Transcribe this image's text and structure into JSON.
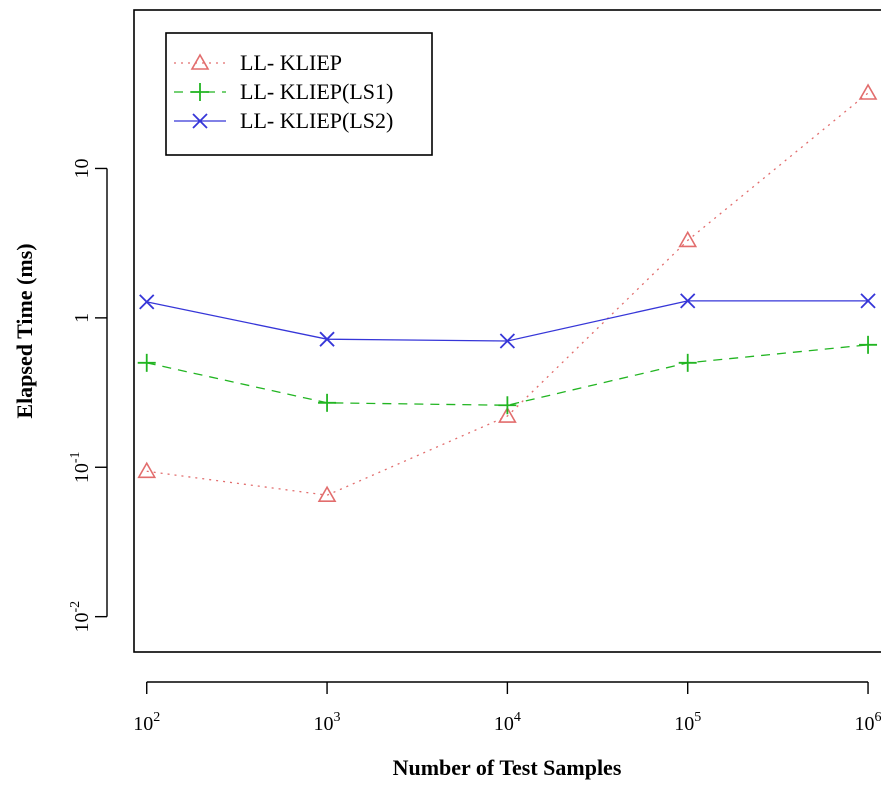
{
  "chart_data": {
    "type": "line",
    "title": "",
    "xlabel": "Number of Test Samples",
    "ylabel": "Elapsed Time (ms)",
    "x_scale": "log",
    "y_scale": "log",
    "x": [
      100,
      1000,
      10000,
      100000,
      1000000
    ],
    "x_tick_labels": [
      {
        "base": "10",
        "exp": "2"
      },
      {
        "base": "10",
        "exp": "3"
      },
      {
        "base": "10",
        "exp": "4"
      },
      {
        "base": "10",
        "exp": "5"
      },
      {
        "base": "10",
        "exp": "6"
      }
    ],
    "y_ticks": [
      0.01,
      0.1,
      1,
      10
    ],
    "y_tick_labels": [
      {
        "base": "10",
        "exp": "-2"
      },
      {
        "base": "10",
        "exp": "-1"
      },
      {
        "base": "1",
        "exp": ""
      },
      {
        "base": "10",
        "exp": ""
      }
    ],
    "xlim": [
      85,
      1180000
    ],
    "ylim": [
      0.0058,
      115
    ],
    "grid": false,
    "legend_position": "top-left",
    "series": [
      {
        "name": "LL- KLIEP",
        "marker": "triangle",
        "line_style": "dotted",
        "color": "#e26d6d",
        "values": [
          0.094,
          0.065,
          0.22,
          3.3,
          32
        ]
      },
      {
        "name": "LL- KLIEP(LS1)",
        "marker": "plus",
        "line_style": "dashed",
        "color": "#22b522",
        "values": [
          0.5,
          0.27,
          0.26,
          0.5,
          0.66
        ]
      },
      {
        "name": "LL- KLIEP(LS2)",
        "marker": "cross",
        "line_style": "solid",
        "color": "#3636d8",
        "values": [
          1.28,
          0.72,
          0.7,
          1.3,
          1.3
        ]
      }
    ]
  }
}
※ ※ ※
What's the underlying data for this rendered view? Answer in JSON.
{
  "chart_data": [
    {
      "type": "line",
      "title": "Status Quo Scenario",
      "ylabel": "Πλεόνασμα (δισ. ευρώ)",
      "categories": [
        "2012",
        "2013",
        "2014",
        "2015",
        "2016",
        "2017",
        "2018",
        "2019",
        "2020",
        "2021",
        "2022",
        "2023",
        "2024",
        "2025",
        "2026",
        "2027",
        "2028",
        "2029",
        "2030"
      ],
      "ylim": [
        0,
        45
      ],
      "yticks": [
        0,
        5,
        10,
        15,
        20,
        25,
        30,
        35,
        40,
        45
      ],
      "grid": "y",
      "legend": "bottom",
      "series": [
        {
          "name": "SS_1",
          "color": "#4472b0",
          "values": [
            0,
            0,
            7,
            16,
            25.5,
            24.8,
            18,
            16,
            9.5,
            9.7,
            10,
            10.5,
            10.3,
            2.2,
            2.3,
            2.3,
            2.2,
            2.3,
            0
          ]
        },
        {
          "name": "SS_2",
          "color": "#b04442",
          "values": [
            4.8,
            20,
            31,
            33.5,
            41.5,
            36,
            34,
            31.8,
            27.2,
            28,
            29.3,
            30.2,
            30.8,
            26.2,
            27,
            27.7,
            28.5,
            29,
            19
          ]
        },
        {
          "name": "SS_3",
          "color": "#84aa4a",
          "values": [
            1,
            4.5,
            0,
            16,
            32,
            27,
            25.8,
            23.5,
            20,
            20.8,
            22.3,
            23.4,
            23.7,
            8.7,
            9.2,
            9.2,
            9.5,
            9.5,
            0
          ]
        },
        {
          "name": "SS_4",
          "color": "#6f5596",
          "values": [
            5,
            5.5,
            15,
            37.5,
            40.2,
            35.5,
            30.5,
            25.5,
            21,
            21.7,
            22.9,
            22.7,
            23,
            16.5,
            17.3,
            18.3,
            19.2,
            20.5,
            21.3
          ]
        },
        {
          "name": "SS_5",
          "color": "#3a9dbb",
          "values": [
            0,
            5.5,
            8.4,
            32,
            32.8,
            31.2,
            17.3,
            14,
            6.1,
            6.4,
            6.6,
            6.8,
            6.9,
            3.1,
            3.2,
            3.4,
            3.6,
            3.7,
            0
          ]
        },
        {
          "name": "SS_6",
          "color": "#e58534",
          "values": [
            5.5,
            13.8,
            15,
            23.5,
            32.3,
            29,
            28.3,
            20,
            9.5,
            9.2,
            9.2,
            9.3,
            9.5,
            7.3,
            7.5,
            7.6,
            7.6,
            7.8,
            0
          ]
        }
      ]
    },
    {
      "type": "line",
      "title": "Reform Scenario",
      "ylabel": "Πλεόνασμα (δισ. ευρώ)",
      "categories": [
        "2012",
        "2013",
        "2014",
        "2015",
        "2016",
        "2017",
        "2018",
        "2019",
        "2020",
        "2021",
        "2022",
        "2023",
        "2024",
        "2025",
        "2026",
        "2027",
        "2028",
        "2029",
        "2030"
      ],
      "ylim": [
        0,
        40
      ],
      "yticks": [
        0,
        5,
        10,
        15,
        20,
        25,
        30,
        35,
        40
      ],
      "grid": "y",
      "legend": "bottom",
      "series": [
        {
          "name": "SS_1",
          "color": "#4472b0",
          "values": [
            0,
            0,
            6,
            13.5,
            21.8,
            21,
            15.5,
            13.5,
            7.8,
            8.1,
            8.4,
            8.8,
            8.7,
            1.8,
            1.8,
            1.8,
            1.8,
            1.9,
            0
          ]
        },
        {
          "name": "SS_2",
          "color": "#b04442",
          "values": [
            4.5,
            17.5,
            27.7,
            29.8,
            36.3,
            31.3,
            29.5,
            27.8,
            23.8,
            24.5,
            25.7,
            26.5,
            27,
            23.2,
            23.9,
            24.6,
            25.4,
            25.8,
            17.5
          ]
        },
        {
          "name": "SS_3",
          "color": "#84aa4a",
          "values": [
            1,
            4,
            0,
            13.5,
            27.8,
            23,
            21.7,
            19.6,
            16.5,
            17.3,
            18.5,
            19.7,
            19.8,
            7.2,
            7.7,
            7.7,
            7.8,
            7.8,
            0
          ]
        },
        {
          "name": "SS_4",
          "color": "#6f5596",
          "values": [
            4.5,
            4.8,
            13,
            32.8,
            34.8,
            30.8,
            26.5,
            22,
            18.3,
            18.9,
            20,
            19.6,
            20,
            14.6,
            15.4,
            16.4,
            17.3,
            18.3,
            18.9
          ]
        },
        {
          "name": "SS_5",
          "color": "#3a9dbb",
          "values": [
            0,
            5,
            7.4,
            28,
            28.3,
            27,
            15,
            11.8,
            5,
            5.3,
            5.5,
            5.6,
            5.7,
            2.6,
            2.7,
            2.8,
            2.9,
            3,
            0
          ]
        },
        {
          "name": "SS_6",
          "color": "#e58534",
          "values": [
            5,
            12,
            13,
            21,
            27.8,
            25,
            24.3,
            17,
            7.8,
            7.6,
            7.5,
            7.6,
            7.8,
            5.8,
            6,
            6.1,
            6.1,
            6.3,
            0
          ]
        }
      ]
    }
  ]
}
※ ※ ※
* **DO THIS**
Find the string "Scenario" in the records, then copy each line where it occurs.

* **FINAL RESULT**
      "title": "Status Quo Scenario",
      "title": "Reform Scenario",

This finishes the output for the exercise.